Hacker News new | ask | show | jobs
by nlfwhulsdhouv 2378 days ago
Shenzhen in general is a relatively boring modern city because of it's recent growth. There is certainly plenty to do, and lots of electronics in general, but I wouldn't visit specifically as a tourist. If you speak Mandarin well it's probably a bit more interesting, but then why not go to Shanghai.

The market is really something. It's organized into different buildings roughly by sub-category of electronics and level of integration. It's almost like a mall, but with small booth-style vendors and a fair number of separate buildings in a small district. A lot of the booths represent much larger companies and they only have a sample of their stock available at the market.

One building might have all low-cost consumer electronics devices. Flashlights, bluetooth speakers, etc. The larger vendors are primarily looking for a buyer to brand or resell their devices in volume, but you can buy singles as well. Many 'knock-off' products here, like a fake Beats Pill speaker.

Another building might have entirely connectors. One floor will be RF connectors, another will be standard PC connectors (PCIe, HDMI, etc).

Another building might have all LED lighting products. The first floor might be completed lighting fixtures: LED street lights, ceiling lights, replacement bulbs. The next floor might have LED modules, power supplies, strip lights, and drivers. Another floor might have individual LEDs on tape-and-reel.

GIVEN INFORMATION -
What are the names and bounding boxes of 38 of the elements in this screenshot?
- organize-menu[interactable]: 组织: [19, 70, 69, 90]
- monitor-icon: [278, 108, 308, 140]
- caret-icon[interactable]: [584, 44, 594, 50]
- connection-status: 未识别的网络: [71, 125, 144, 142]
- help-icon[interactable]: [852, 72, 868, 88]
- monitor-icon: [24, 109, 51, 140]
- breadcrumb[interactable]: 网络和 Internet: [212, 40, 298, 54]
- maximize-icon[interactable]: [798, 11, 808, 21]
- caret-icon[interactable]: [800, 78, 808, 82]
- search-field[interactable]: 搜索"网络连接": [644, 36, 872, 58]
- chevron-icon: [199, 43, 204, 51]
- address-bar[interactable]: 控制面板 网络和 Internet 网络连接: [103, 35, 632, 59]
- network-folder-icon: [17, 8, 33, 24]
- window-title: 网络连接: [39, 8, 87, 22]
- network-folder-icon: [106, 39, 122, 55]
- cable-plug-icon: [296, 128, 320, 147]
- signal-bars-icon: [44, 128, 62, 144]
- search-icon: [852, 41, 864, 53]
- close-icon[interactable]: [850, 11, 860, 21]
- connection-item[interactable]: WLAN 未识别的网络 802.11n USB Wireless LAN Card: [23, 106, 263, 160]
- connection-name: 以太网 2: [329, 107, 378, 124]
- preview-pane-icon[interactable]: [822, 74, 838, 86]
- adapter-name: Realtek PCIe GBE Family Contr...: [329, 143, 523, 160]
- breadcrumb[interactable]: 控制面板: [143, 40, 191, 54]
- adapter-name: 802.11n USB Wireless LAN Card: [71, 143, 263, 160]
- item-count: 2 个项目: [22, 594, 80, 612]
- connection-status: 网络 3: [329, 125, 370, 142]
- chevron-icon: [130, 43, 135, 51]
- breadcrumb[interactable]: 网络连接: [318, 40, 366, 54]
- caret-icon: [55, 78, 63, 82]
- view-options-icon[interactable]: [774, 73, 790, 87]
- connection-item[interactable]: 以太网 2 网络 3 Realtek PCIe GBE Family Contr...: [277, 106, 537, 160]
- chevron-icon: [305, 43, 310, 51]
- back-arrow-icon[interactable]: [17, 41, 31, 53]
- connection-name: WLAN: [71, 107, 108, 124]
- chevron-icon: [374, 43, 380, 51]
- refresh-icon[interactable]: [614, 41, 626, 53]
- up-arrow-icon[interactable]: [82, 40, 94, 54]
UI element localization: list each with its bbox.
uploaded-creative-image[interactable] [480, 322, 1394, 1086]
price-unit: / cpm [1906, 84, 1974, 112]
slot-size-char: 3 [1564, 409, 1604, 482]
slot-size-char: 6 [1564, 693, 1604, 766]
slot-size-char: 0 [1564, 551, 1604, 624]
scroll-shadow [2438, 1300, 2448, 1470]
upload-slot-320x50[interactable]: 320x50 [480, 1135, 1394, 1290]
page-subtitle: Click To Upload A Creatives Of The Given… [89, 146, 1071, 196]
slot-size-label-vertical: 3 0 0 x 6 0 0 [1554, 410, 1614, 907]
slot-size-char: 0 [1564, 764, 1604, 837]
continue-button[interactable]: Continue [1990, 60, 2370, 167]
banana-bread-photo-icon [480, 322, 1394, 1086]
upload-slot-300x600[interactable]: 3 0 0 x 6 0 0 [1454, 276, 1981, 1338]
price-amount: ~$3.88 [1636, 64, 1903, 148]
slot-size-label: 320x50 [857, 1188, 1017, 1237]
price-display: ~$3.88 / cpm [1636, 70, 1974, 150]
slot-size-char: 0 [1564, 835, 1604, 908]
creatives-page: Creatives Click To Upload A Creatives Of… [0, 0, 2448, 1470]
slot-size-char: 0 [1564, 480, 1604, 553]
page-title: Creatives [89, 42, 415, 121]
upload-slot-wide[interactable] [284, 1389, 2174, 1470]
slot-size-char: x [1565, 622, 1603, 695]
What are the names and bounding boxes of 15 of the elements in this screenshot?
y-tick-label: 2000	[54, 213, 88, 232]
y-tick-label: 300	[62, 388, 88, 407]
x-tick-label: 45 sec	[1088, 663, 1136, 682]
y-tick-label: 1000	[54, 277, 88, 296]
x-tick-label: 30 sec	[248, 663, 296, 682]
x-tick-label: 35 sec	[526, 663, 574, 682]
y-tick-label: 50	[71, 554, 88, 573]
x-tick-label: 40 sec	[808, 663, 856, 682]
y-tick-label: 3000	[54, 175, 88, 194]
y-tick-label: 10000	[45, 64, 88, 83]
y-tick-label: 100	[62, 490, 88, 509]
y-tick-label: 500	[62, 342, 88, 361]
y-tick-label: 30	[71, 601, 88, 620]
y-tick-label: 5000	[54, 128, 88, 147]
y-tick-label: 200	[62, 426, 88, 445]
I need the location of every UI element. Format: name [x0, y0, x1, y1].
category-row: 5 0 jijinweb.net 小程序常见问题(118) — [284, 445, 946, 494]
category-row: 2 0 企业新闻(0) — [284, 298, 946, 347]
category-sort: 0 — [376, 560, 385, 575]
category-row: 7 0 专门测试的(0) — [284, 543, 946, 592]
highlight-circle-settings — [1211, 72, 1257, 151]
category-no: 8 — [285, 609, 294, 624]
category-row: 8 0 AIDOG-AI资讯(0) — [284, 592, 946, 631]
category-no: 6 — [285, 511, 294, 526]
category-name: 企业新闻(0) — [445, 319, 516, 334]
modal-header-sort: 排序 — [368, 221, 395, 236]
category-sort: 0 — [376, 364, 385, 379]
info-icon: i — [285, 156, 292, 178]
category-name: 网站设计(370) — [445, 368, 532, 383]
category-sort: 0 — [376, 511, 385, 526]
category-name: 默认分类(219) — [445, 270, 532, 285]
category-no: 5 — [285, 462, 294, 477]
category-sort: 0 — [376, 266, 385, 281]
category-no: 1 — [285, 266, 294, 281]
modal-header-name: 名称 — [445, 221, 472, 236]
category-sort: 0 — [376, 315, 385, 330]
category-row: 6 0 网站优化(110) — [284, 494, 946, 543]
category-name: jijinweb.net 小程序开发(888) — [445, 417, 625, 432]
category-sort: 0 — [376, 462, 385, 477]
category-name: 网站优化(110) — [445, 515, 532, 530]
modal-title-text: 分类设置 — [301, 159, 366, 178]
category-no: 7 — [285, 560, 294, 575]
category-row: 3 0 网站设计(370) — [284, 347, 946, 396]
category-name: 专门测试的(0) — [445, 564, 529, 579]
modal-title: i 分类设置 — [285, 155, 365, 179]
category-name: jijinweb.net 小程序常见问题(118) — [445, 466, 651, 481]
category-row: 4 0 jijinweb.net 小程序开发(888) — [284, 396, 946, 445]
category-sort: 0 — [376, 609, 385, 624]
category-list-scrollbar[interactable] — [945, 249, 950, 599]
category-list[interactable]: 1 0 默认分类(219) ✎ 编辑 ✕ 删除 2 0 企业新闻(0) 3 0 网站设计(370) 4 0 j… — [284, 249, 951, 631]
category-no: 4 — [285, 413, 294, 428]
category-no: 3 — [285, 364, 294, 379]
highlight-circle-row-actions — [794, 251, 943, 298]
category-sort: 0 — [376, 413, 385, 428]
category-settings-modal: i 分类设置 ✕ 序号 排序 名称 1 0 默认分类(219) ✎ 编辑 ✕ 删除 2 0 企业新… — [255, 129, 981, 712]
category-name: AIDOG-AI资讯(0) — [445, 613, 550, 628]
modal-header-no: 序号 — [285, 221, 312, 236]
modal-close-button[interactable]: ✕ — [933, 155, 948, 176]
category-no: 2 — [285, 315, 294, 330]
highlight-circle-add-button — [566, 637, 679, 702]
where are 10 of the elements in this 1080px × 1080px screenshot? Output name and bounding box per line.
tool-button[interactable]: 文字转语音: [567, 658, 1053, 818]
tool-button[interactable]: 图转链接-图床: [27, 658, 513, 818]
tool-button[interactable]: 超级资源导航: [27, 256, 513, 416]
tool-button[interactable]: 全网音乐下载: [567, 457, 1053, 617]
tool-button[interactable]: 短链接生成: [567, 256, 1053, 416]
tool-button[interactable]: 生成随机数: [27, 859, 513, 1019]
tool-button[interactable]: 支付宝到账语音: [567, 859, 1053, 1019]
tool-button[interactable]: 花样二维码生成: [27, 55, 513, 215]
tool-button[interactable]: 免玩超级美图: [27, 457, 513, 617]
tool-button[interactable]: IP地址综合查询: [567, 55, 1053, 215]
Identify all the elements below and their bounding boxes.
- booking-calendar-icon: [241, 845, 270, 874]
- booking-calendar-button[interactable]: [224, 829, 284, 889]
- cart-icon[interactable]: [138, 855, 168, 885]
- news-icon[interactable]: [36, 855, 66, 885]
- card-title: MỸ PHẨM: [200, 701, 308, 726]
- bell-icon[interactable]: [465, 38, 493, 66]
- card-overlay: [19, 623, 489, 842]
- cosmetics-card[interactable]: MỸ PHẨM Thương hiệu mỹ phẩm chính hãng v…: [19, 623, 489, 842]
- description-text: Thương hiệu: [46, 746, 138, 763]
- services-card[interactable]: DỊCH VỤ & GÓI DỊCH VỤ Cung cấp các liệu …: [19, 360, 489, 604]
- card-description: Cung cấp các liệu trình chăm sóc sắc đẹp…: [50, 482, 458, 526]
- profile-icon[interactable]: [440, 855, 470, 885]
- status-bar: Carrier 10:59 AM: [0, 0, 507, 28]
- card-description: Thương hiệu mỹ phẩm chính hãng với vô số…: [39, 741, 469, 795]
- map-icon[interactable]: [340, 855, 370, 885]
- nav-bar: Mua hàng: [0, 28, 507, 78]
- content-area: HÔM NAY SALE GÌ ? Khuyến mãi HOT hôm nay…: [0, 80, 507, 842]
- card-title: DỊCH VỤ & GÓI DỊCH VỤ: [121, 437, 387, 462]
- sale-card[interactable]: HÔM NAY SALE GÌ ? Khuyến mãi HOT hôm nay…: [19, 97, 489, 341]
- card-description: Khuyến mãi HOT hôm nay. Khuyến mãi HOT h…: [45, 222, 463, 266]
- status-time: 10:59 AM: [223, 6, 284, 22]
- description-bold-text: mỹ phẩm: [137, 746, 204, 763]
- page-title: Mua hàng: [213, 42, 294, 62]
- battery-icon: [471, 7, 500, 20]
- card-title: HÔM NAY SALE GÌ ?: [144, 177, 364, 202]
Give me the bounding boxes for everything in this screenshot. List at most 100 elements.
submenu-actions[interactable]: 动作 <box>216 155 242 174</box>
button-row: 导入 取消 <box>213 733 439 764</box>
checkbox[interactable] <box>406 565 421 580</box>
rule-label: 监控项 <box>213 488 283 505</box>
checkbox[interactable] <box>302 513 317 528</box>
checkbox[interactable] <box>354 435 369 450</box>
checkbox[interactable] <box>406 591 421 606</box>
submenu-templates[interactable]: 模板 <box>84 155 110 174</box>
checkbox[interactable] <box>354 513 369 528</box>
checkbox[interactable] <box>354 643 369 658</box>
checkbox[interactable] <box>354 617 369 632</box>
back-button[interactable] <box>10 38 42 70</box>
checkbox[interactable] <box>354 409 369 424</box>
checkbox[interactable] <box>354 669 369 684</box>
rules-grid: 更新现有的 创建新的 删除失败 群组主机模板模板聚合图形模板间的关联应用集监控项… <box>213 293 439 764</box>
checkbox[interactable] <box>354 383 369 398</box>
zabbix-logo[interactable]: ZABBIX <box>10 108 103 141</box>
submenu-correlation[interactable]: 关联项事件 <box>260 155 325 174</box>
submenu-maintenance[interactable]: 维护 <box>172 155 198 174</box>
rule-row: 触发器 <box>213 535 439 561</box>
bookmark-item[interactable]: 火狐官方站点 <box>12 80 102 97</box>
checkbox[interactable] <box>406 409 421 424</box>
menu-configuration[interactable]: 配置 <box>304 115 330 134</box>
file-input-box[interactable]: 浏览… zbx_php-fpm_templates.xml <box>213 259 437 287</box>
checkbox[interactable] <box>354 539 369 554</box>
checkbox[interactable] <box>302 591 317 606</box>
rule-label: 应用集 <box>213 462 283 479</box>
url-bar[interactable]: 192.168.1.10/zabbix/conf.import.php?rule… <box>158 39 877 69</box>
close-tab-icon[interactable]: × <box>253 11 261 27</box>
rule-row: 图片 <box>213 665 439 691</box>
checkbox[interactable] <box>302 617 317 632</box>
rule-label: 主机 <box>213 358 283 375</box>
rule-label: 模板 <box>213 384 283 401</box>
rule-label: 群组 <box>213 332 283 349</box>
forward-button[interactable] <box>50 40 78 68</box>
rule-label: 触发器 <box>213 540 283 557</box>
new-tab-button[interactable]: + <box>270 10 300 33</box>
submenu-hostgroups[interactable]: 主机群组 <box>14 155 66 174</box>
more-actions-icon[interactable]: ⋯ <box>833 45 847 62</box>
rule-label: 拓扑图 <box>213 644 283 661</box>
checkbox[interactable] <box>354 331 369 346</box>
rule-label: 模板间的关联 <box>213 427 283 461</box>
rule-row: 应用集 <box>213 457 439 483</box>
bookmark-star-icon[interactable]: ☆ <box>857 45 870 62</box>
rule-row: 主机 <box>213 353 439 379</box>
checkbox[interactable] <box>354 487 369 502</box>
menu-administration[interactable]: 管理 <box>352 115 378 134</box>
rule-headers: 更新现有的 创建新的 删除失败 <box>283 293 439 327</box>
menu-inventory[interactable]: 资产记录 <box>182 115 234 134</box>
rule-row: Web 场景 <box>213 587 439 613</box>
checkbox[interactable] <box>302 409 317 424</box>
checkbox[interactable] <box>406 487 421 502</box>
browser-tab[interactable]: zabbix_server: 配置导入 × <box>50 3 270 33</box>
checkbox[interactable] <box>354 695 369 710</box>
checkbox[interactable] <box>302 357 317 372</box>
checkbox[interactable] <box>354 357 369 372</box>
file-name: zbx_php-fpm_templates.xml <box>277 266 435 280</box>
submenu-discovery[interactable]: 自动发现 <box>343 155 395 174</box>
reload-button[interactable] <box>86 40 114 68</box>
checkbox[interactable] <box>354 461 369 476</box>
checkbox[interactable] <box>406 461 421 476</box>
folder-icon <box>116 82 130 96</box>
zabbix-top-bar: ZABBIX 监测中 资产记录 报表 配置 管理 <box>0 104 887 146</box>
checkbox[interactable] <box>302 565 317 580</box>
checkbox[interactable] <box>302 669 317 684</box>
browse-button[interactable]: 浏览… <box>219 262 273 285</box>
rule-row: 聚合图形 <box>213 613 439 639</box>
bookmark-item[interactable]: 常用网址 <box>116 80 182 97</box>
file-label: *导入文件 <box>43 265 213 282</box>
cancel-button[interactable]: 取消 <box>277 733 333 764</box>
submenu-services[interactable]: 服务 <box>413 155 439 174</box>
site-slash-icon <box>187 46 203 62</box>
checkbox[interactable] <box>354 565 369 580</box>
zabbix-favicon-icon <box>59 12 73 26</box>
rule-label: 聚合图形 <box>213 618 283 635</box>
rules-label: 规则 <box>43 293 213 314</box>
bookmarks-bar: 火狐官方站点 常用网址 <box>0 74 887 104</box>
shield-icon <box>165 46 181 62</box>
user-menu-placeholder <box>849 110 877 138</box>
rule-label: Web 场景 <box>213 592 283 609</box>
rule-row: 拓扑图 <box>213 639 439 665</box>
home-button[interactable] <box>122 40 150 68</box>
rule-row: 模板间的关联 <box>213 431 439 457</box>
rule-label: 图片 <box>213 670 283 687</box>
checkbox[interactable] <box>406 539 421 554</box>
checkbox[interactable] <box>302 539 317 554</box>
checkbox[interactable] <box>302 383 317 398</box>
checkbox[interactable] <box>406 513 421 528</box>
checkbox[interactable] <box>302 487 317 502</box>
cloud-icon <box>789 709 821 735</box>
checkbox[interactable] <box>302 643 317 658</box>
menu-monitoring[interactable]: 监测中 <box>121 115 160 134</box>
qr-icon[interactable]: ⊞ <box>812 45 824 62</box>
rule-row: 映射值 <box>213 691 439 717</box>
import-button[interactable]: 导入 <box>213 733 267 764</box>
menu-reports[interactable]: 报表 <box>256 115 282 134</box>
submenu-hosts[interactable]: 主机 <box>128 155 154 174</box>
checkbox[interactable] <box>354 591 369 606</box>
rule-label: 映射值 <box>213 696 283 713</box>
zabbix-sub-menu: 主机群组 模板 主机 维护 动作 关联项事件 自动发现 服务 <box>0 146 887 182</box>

EXERCISE TASKS -
A: How does the comment on Shenzhen say the electronics market is organized into different buildings?
B: Carry on with the comment on Shenzhen's electronics market, picking up after its final sentence.
The material has no connection to the comment on Shenzhen.

RESPONSES TO THE TASKS -
A: Roughly by sub-category of electronics and level of integration.

B:
Most people speak a fairly limited amount of English, so communication is a combination of pointing and pen/paper or calculator for pricing and haggling. Payment is mostly cash for westerners. Carry a reasonable stack of 100 RMB bills.

It's certainly an interesting experience. For hardware engineers or 'makers', it's certainly worth going if you're in Shenzhen or Hong Kong and have the appropriate visa. I haven't found a ton of use for actually buying things at the market because most components are not very well specified or tested. Standard RF connectors, LED products for one-off builds, or fun laser projectors are a good buy. I avoid ICs and batteries for the most part, or any unusual connectors. Passives are usually cheap enough on Digikey I prefer the reliable supply to measuring lead pitch or hoping the stated tolerance is accurate.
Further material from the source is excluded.